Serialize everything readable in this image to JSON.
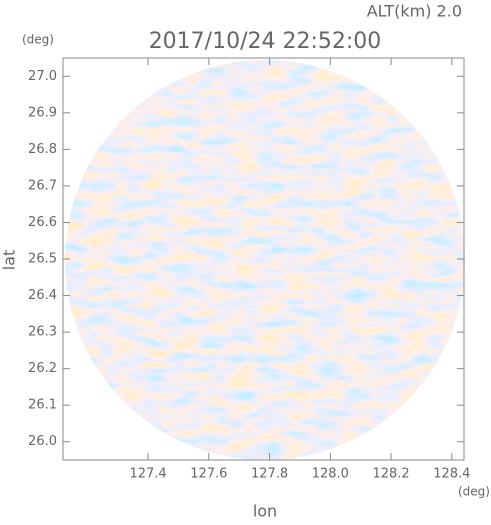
{
  "chart_data": {
    "type": "radar-ppi",
    "title": "2017/10/24 22:52:00",
    "subtitle": "ALT(km) 2.0",
    "x_label": "lon",
    "y_label": "lat",
    "x_unit": "(deg)",
    "y_unit": "(deg)",
    "xlim": [
      127.12,
      128.44
    ],
    "ylim": [
      25.95,
      27.05
    ],
    "xticks": [
      127.4,
      127.6,
      127.8,
      {
        "value": 128,
        "label": "128.0"
      },
      128.2,
      128.4
    ],
    "yticks": [
      {
        "value": 26,
        "label": "26.0"
      },
      26.1,
      26.2,
      26.3,
      26.4,
      26.5,
      26.6,
      26.7,
      26.8,
      26.9,
      {
        "value": 27,
        "label": "27.0"
      }
    ]
  }
}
□ □ □ □ □ □ □
WHAT IS EXPECTED
Omit any images, then output the listing exactly.

THE COMPLETED TASK
Serialize everything readable in this image to JSON.
{
  "chart_data": {
    "type": "radar-ppi",
    "title": "2017/10/24 22:52:00",
    "subtitle": "ALT(km) 2.0",
    "x_label": "lon",
    "y_label": "lat",
    "x_unit": "(deg)",
    "y_unit": "(deg)",
    "xlim": [
      127.12,
      128.44
    ],
    "ylim": [
      25.95,
      27.05
    ],
    "xticks": [
      127.4,
      127.6,
      127.8,
      {
        "value": 128,
        "label": "128.0"
      },
      128.2,
      128.4
    ],
    "yticks": [
      {
        "value": 26,
        "label": "26.0"
      },
      26.1,
      26.2,
      26.3,
      26.4,
      26.5,
      26.6,
      26.7,
      26.8,
      26.9,
      {
        "value": 27,
        "label": "27.0"
      }
    ]
  }
}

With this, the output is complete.